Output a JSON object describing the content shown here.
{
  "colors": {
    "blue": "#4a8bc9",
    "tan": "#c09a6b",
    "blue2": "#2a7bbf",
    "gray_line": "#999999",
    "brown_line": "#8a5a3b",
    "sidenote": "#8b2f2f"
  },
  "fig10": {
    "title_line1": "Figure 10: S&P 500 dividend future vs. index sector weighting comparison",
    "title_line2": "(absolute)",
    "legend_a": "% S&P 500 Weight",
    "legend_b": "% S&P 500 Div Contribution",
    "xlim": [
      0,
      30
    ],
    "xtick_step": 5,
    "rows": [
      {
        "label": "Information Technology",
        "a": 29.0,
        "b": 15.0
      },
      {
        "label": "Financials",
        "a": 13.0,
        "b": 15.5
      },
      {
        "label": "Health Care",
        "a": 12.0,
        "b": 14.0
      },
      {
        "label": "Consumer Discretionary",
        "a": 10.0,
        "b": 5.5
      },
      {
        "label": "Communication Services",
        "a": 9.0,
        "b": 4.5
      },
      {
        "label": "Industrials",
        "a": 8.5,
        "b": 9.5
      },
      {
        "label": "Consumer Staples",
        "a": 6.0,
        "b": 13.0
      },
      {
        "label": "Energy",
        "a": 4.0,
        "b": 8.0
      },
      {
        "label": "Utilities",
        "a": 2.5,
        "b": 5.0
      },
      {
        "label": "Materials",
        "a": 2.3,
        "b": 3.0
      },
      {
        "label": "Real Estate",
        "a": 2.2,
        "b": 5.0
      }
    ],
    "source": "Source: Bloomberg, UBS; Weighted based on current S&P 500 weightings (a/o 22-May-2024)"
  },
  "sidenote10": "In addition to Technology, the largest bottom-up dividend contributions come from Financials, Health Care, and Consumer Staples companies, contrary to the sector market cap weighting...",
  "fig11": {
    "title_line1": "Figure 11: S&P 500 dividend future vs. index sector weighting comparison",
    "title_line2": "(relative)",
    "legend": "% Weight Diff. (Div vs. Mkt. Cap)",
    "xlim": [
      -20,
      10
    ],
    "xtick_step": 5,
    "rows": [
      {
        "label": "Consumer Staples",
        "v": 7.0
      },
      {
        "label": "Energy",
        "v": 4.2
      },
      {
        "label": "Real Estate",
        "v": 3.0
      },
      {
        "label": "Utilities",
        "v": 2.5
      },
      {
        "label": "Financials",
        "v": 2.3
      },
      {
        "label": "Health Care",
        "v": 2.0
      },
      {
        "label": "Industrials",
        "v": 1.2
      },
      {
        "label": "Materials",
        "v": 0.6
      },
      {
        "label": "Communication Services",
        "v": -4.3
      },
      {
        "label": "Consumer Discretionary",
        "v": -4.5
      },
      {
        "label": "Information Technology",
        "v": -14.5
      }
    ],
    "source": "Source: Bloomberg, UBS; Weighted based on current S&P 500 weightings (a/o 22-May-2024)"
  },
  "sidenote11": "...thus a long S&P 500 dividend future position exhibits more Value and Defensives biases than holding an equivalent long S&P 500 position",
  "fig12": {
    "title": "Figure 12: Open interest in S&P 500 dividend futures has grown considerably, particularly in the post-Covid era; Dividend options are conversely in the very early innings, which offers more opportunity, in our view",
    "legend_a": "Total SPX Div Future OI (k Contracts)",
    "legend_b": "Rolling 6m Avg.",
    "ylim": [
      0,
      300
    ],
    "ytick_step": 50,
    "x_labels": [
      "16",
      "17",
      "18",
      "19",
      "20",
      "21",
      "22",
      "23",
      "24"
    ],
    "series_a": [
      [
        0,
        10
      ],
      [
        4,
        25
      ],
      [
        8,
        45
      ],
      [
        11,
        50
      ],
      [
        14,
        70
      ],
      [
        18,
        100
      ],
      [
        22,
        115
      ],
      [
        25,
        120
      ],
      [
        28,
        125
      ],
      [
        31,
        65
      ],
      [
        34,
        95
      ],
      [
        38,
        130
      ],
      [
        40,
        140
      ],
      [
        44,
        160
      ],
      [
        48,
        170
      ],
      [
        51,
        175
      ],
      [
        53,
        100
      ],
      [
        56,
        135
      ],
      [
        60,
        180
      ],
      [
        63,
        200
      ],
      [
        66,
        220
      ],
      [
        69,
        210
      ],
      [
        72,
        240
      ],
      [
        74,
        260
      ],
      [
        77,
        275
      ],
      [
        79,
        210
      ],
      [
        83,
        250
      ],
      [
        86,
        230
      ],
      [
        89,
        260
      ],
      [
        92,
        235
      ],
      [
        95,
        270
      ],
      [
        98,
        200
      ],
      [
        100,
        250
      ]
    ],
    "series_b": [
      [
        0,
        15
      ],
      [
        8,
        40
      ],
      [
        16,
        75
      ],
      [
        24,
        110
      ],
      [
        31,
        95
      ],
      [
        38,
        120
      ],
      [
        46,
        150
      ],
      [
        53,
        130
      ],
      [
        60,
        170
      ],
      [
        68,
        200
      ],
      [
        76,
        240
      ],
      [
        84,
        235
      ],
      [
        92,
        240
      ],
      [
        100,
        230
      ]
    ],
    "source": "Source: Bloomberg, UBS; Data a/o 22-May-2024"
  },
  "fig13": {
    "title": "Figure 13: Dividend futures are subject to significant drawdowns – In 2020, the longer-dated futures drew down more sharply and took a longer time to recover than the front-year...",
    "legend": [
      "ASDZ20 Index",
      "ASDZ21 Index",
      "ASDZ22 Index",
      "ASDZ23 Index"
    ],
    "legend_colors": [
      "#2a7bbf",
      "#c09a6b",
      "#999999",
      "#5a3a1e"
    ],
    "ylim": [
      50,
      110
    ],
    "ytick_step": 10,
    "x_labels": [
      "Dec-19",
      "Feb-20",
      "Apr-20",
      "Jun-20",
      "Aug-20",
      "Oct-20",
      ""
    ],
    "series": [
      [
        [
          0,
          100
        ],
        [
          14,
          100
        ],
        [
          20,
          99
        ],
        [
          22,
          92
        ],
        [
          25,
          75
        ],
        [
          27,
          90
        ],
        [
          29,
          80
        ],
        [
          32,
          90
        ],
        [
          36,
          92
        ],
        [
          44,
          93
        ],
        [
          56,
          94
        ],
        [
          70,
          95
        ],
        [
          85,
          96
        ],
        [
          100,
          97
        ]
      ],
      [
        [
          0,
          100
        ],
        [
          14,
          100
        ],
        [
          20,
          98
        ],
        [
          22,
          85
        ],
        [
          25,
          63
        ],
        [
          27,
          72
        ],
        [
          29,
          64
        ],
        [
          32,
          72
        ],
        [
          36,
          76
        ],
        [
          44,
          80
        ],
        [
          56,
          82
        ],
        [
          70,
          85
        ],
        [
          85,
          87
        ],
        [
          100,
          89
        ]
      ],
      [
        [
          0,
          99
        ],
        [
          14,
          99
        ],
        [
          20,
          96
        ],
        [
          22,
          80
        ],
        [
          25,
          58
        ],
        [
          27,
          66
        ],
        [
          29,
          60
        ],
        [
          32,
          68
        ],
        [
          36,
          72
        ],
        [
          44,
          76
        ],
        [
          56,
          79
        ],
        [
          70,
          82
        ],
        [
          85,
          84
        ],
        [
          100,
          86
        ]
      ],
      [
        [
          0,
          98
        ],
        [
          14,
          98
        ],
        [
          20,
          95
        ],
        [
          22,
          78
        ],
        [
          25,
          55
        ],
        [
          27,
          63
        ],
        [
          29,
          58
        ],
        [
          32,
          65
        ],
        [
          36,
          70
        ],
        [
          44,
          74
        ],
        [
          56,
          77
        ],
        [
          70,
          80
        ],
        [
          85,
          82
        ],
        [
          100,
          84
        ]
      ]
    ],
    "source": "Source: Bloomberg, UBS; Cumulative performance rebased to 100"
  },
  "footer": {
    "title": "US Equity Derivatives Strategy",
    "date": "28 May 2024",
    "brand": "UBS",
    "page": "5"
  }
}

* _What you need to do_:
Please set down each line of the records exactly as given.

* _Written response_:
Output a JSON object describing the content shown here.
{
  "colors": {
    "blue": "#4a8bc9",
    "tan": "#c09a6b",
    "blue2": "#2a7bbf",
    "gray_line": "#999999",
    "brown_line": "#8a5a3b",
    "sidenote": "#8b2f2f"
  },
  "fig10": {
    "title_line1": "Figure 10: S&P 500 dividend future vs. index sector weighting comparison",
    "title_line2": "(absolute)",
    "legend_a": "% S&P 500 Weight",
    "legend_b": "% S&P 500 Div Contribution",
    "xlim": [
      0,
      30
    ],
    "xtick_step": 5,
    "rows": [
      {
        "label": "Information Technology",
        "a": 29.0,
        "b": 15.0
      },
      {
        "label": "Financials",
        "a": 13.0,
        "b": 15.5
      },
      {
        "label": "Health Care",
        "a": 12.0,
        "b": 14.0
      },
      {
        "label": "Consumer Discretionary",
        "a": 10.0,
        "b": 5.5
      },
      {
        "label": "Communication Services",
        "a": 9.0,
        "b": 4.5
      },
      {
        "label": "Industrials",
        "a": 8.5,
        "b": 9.5
      },
      {
        "label": "Consumer Staples",
        "a": 6.0,
        "b": 13.0
      },
      {
        "label": "Energy",
        "a": 4.0,
        "b": 8.0
      },
      {
        "label": "Utilities",
        "a": 2.5,
        "b": 5.0
      },
      {
        "label": "Materials",
        "a": 2.3,
        "b": 3.0
      },
      {
        "label": "Real Estate",
        "a": 2.2,
        "b": 5.0
      }
    ],
    "source": "Source: Bloomberg, UBS; Weighted based on current S&P 500 weightings (a/o 22-May-2024)"
  },
  "sidenote10": "In addition to Technology, the largest bottom-up dividend contributions come from Financials, Health Care, and Consumer Staples companies, contrary to the sector market cap weighting...",
  "fig11": {
    "title_line1": "Figure 11: S&P 500 dividend future vs. index sector weighting comparison",
    "title_line2": "(relative)",
    "legend": "% Weight Diff. (Div vs. Mkt. Cap)",
    "xlim": [
      -20,
      10
    ],
    "xtick_step": 5,
    "rows": [
      {
        "label": "Consumer Staples",
        "v": 7.0
      },
      {
        "label": "Energy",
        "v": 4.2
      },
      {
        "label": "Real Estate",
        "v": 3.0
      },
      {
        "label": "Utilities",
        "v": 2.5
      },
      {
        "label": "Financials",
        "v": 2.3
      },
      {
        "label": "Health Care",
        "v": 2.0
      },
      {
        "label": "Industrials",
        "v": 1.2
      },
      {
        "label": "Materials",
        "v": 0.6
      },
      {
        "label": "Communication Services",
        "v": -4.3
      },
      {
        "label": "Consumer Discretionary",
        "v": -4.5
      },
      {
        "label": "Information Technology",
        "v": -14.5
      }
    ],
    "source": "Source: Bloomberg, UBS; Weighted based on current S&P 500 weightings (a/o 22-May-2024)"
  },
  "sidenote11": "...thus a long S&P 500 dividend future position exhibits more Value and Defensives biases than holding an equivalent long S&P 500 position",
  "fig12": {
    "title": "Figure 12: Open interest in S&P 500 dividend futures has grown considerably, particularly in the post-Covid era; Dividend options are conversely in the very early innings, which offers more opportunity, in our view",
    "legend_a": "Total SPX Div Future OI (k Contracts)",
    "legend_b": "Rolling 6m Avg.",
    "ylim": [
      0,
      300
    ],
    "ytick_step": 50,
    "x_labels": [
      "16",
      "17",
      "18",
      "19",
      "20",
      "21",
      "22",
      "23",
      "24"
    ],
    "series_a": [
      [
        0,
        10
      ],
      [
        4,
        25
      ],
      [
        8,
        45
      ],
      [
        11,
        50
      ],
      [
        14,
        70
      ],
      [
        18,
        100
      ],
      [
        22,
        115
      ],
      [
        25,
        120
      ],
      [
        28,
        125
      ],
      [
        31,
        65
      ],
      [
        34,
        95
      ],
      [
        38,
        130
      ],
      [
        40,
        140
      ],
      [
        44,
        160
      ],
      [
        48,
        170
      ],
      [
        51,
        175
      ],
      [
        53,
        100
      ],
      [
        56,
        135
      ],
      [
        60,
        180
      ],
      [
        63,
        200
      ],
      [
        66,
        220
      ],
      [
        69,
        210
      ],
      [
        72,
        240
      ],
      [
        74,
        260
      ],
      [
        77,
        275
      ],
      [
        79,
        210
      ],
      [
        83,
        250
      ],
      [
        86,
        230
      ],
      [
        89,
        260
      ],
      [
        92,
        235
      ],
      [
        95,
        270
      ],
      [
        98,
        200
      ],
      [
        100,
        250
      ]
    ],
    "series_b": [
      [
        0,
        15
      ],
      [
        8,
        40
      ],
      [
        16,
        75
      ],
      [
        24,
        110
      ],
      [
        31,
        95
      ],
      [
        38,
        120
      ],
      [
        46,
        150
      ],
      [
        53,
        130
      ],
      [
        60,
        170
      ],
      [
        68,
        200
      ],
      [
        76,
        240
      ],
      [
        84,
        235
      ],
      [
        92,
        240
      ],
      [
        100,
        230
      ]
    ],
    "source": "Source: Bloomberg, UBS; Data a/o 22-May-2024"
  },
  "fig13": {
    "title": "Figure 13: Dividend futures are subject to significant drawdowns – In 2020, the longer-dated futures drew down more sharply and took a longer time to recover than the front-year...",
    "legend": [
      "ASDZ20 Index",
      "ASDZ21 Index",
      "ASDZ22 Index",
      "ASDZ23 Index"
    ],
    "legend_colors": [
      "#2a7bbf",
      "#c09a6b",
      "#999999",
      "#5a3a1e"
    ],
    "ylim": [
      50,
      110
    ],
    "ytick_step": 10,
    "x_labels": [
      "Dec-19",
      "Feb-20",
      "Apr-20",
      "Jun-20",
      "Aug-20",
      "Oct-20",
      ""
    ],
    "series": [
      [
        [
          0,
          100
        ],
        [
          14,
          100
        ],
        [
          20,
          99
        ],
        [
          22,
          92
        ],
        [
          25,
          75
        ],
        [
          27,
          90
        ],
        [
          29,
          80
        ],
        [
          32,
          90
        ],
        [
          36,
          92
        ],
        [
          44,
          93
        ],
        [
          56,
          94
        ],
        [
          70,
          95
        ],
        [
          85,
          96
        ],
        [
          100,
          97
        ]
      ],
      [
        [
          0,
          100
        ],
        [
          14,
          100
        ],
        [
          20,
          98
        ],
        [
          22,
          85
        ],
        [
          25,
          63
        ],
        [
          27,
          72
        ],
        [
          29,
          64
        ],
        [
          32,
          72
        ],
        [
          36,
          76
        ],
        [
          44,
          80
        ],
        [
          56,
          82
        ],
        [
          70,
          85
        ],
        [
          85,
          87
        ],
        [
          100,
          89
        ]
      ],
      [
        [
          0,
          99
        ],
        [
          14,
          99
        ],
        [
          20,
          96
        ],
        [
          22,
          80
        ],
        [
          25,
          58
        ],
        [
          27,
          66
        ],
        [
          29,
          60
        ],
        [
          32,
          68
        ],
        [
          36,
          72
        ],
        [
          44,
          76
        ],
        [
          56,
          79
        ],
        [
          70,
          82
        ],
        [
          85,
          84
        ],
        [
          100,
          86
        ]
      ],
      [
        [
          0,
          98
        ],
        [
          14,
          98
        ],
        [
          20,
          95
        ],
        [
          22,
          78
        ],
        [
          25,
          55
        ],
        [
          27,
          63
        ],
        [
          29,
          58
        ],
        [
          32,
          65
        ],
        [
          36,
          70
        ],
        [
          44,
          74
        ],
        [
          56,
          77
        ],
        [
          70,
          80
        ],
        [
          85,
          82
        ],
        [
          100,
          84
        ]
      ]
    ],
    "source": "Source: Bloomberg, UBS; Cumulative performance rebased to 100"
  },
  "footer": {
    "title": "US Equity Derivatives Strategy",
    "date": "28 May 2024",
    "brand": "UBS",
    "page": "5"
  }
}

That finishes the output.